● **GIVEN TASK**:
Scan the entries and tally the lines that include the string "τους". Reply with the figure alone.

● **Records from a dataset**:
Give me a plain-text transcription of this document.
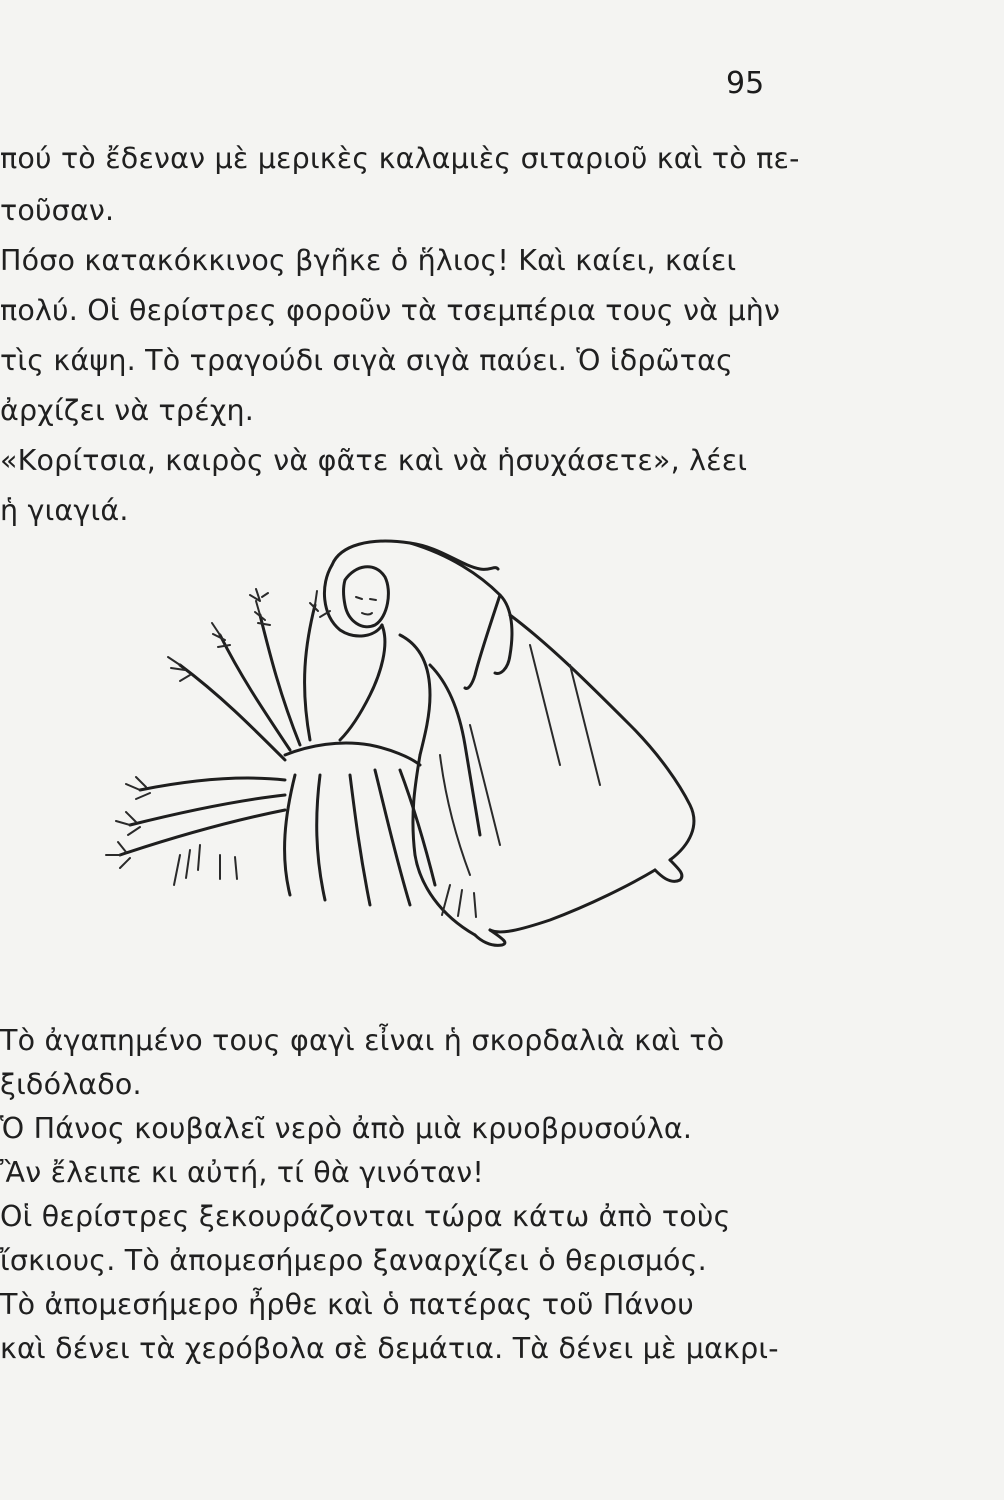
95
πού τὸ ἔδεναν μὲ μερικὲς καλαμιὲς σιταριοῦ καὶ τὸ πε-
τοῦσαν.
Πόσο κατακόκκινος βγῆκε ὁ ἥλιος! Καὶ καίει, καίει
πολύ. Οἱ θερίστρες φοροῦν τὰ τσεμπέρια τους νὰ μὴν
τὶς κάψη. Τὸ τραγούδι σιγὰ σιγὰ παύει. Ὁ ἱδρῶτας
ἀρχίζει νὰ τρέχη.
«Κορίτσια, καιρὸς νὰ φᾶτε καὶ νὰ ἡσυχάσετε», λέει
ἡ γιαγιά.
Τὸ ἀγαπημένο τους φαγὶ εἶναι ἡ σκορδαλιὰ καὶ τὸ
ξιδόλαδο.
Ὁ Πάνος κουβαλεῖ νερὸ ἀπὸ μιὰ κρυοβρυσούλα.
Ἂν ἔλειπε κι αὐτή, τί θὰ γινόταν!
Οἱ θερίστρες ξεκουράζονται τώρα κάτω ἀπὸ τοὺς
ἴσκιους. Τὸ ἀπομεσήμερο ξαναρχίζει ὁ θερισμός.
Τὸ ἀπομεσήμερο ἦρθε καὶ ὁ πατέρας τοῦ Πάνου
καὶ δένει τὰ χερόβολα σὲ δεμάτια. Τὰ δένει μὲ μακρι-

● **REPLY**:
2